* _What needs to be done_
Copy the records line for line, starting with the first line and stopping after the line that contains "103, 662, 118]".

* _Records for this exercise_
::::

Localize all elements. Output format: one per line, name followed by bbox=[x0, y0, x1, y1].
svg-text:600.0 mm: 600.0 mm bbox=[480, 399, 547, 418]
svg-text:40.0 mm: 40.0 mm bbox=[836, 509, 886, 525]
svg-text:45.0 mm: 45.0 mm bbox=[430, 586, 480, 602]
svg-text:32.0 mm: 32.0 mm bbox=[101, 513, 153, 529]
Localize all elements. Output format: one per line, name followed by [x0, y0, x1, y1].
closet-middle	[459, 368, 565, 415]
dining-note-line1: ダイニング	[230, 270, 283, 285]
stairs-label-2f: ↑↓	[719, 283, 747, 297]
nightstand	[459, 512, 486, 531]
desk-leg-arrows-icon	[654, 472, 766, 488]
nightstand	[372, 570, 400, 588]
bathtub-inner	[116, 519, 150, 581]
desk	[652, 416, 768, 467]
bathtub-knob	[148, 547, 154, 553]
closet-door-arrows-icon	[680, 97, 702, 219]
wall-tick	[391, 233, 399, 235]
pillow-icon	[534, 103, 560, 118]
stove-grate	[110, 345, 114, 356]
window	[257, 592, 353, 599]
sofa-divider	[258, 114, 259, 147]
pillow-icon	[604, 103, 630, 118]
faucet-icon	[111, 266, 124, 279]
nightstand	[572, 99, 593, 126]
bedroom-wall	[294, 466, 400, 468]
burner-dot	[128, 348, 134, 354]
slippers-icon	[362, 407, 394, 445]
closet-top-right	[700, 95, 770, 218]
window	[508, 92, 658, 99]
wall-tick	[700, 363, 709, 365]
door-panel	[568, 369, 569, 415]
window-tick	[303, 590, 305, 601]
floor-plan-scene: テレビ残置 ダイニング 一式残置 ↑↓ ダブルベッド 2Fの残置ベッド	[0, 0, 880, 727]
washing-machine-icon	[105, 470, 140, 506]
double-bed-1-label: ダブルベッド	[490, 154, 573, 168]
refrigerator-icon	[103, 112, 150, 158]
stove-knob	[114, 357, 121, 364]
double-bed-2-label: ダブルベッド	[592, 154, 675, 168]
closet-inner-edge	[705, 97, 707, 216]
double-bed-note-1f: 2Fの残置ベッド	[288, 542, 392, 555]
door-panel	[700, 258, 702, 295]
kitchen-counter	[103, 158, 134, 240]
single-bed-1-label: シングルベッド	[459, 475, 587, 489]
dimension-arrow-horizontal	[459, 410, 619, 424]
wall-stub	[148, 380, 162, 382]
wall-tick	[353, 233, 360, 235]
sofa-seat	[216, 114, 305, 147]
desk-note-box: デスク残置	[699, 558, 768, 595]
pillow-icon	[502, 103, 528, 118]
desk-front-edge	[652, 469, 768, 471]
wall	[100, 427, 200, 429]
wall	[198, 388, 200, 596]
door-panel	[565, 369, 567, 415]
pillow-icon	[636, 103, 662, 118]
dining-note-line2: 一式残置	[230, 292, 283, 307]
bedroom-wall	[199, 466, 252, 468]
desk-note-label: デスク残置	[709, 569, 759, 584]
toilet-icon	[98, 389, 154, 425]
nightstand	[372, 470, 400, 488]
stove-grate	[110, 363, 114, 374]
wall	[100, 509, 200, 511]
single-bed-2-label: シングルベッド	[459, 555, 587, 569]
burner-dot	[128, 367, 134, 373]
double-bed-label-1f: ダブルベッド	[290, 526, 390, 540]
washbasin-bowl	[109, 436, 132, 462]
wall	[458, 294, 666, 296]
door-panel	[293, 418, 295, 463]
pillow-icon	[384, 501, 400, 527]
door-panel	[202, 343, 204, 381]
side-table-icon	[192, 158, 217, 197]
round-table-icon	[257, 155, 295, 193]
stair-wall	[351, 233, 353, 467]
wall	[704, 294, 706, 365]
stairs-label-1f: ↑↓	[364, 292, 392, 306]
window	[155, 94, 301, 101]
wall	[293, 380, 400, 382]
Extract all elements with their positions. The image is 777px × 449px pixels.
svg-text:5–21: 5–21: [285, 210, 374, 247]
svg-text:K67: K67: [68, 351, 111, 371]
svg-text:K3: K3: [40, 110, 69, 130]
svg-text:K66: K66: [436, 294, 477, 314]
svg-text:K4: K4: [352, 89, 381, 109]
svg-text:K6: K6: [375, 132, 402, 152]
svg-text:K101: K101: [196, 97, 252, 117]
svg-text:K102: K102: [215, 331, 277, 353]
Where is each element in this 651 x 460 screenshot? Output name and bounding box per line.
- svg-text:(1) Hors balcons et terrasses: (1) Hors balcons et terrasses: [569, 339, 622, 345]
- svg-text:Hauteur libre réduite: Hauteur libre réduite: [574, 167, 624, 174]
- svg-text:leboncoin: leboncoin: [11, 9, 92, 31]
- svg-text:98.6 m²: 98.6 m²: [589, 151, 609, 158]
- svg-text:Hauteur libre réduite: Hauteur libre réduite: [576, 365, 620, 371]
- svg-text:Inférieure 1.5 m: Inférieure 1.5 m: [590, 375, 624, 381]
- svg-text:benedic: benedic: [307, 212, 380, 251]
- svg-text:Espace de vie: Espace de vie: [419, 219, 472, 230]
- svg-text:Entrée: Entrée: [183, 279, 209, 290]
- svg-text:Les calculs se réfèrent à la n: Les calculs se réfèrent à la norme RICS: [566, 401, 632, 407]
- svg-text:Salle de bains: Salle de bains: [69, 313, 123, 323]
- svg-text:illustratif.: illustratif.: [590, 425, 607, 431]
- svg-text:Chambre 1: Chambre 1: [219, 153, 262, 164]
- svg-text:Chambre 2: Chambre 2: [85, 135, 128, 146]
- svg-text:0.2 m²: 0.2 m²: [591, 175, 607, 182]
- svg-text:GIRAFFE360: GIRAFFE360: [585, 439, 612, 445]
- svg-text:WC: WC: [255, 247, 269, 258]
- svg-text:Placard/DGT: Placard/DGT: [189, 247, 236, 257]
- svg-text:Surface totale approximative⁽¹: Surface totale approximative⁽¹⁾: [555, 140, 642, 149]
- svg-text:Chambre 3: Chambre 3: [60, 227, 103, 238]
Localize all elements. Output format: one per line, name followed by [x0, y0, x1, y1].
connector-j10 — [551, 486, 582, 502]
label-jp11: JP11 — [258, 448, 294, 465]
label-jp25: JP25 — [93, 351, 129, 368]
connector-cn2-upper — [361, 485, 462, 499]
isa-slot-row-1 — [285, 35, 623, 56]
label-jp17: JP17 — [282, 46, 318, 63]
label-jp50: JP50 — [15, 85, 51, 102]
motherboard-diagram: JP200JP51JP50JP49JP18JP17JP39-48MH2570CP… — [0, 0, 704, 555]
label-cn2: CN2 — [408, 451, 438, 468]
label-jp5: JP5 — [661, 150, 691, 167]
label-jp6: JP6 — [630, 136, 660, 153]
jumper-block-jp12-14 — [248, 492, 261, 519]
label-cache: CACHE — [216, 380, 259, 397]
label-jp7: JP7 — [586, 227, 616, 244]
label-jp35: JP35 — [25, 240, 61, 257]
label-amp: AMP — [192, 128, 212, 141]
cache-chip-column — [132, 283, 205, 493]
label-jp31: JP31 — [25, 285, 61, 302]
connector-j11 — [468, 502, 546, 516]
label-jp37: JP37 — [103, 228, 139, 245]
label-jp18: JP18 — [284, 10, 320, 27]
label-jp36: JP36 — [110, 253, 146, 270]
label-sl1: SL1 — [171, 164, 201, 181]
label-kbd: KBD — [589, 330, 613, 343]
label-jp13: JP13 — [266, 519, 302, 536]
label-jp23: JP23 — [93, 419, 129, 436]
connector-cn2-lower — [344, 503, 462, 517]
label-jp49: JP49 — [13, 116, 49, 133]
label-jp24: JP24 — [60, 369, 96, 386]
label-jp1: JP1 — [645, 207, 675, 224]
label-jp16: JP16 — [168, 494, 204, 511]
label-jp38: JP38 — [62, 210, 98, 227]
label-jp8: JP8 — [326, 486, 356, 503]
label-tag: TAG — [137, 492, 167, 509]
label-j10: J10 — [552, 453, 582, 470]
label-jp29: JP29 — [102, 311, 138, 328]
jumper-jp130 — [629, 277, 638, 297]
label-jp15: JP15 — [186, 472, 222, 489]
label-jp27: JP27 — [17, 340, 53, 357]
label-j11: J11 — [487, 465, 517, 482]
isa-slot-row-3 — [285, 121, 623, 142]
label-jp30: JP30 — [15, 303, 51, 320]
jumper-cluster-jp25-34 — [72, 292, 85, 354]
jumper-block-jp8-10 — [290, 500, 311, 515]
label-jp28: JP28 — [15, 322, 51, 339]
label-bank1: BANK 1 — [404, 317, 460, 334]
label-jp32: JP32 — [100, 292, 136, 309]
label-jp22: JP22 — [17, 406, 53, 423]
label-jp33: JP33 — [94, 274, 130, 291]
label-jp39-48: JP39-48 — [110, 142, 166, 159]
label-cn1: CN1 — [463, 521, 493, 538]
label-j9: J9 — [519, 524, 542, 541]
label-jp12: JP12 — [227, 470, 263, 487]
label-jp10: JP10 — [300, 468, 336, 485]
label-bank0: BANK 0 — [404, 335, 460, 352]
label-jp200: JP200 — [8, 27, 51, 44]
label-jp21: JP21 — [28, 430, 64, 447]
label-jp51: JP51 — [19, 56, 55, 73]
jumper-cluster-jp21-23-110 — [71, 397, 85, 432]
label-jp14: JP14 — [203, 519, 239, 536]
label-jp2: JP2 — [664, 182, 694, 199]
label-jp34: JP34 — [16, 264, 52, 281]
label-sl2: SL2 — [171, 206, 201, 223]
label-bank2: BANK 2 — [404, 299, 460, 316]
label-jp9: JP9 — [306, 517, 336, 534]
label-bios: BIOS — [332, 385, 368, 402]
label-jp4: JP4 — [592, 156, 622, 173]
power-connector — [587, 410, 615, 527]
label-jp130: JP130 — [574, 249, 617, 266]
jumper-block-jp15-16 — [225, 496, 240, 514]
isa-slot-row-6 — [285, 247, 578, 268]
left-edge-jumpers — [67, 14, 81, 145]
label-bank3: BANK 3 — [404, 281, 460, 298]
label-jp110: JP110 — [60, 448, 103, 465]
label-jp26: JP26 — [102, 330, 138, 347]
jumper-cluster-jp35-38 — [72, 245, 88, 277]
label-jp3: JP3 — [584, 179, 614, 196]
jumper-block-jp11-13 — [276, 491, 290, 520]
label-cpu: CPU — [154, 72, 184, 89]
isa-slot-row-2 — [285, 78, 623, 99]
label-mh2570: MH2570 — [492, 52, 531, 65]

::::

* _Exercise result_
Localize all elements. Output format: one per line, name followed by bbox=[x0, y0, x1, y1].
svg-text:600.0 mm: 600.0 mm bbox=[480, 399, 547, 418]
svg-text:40.0 mm: 40.0 mm bbox=[836, 509, 886, 525]
svg-text:45.0 mm: 45.0 mm bbox=[430, 586, 480, 602]
svg-text:32.0 mm: 32.0 mm bbox=[101, 513, 153, 529]
Localize all elements. Output format: one per line, name followed by [x0, y0, x1, y1].
closet-middle	[459, 368, 565, 415]
dining-note-line1: ダイニング	[230, 270, 283, 285]
stairs-label-2f: ↑↓	[719, 283, 747, 297]
nightstand	[459, 512, 486, 531]
desk-leg-arrows-icon	[654, 472, 766, 488]
nightstand	[372, 570, 400, 588]
bathtub-inner	[116, 519, 150, 581]
desk	[652, 416, 768, 467]
bathtub-knob	[148, 547, 154, 553]
closet-door-arrows-icon	[680, 97, 702, 219]
wall-tick	[391, 233, 399, 235]
pillow-icon	[534, 103, 560, 118]
stove-grate	[110, 345, 114, 356]
window	[257, 592, 353, 599]
sofa-divider	[258, 114, 259, 147]
pillow-icon	[604, 103, 630, 118]
faucet-icon	[111, 266, 124, 279]
nightstand	[572, 99, 593, 126]
bedroom-wall	[294, 466, 400, 468]
burner-dot	[128, 348, 134, 354]
slippers-icon	[362, 407, 394, 445]
closet-top-right	[700, 95, 770, 218]
window	[508, 92, 658, 99]
wall-tick	[700, 363, 709, 365]
door-panel	[568, 369, 569, 415]
window-tick	[303, 590, 305, 601]
floor-plan-scene: テレビ残置 ダイニング 一式残置 ↑↓ ダブルベッド 2Fの残置ベッド	[0, 0, 880, 727]
washing-machine-icon	[105, 470, 140, 506]
double-bed-1-label: ダブルベッド	[490, 154, 573, 168]
refrigerator-icon	[103, 112, 150, 158]
stove-knob	[114, 357, 121, 364]
double-bed-2-label: ダブルベッド	[592, 154, 675, 168]
closet-inner-edge	[705, 97, 707, 216]
double-bed-note-1f: 2Fの残置ベッド	[288, 542, 392, 555]
door-panel	[700, 258, 702, 295]
kitchen-counter	[103, 158, 134, 240]
single-bed-1-label: シングルベッド	[459, 475, 587, 489]
dimension-arrow-horizontal	[459, 410, 619, 424]
wall-stub	[148, 380, 162, 382]
wall-tick	[353, 233, 360, 235]
sofa-seat	[216, 114, 305, 147]
desk-note-box: デスク残置	[699, 558, 768, 595]
pillow-icon	[502, 103, 528, 118]
desk-front-edge	[652, 469, 768, 471]
wall	[100, 427, 200, 429]
wall	[198, 388, 200, 596]
door-panel	[565, 369, 567, 415]
pillow-icon	[636, 103, 662, 118]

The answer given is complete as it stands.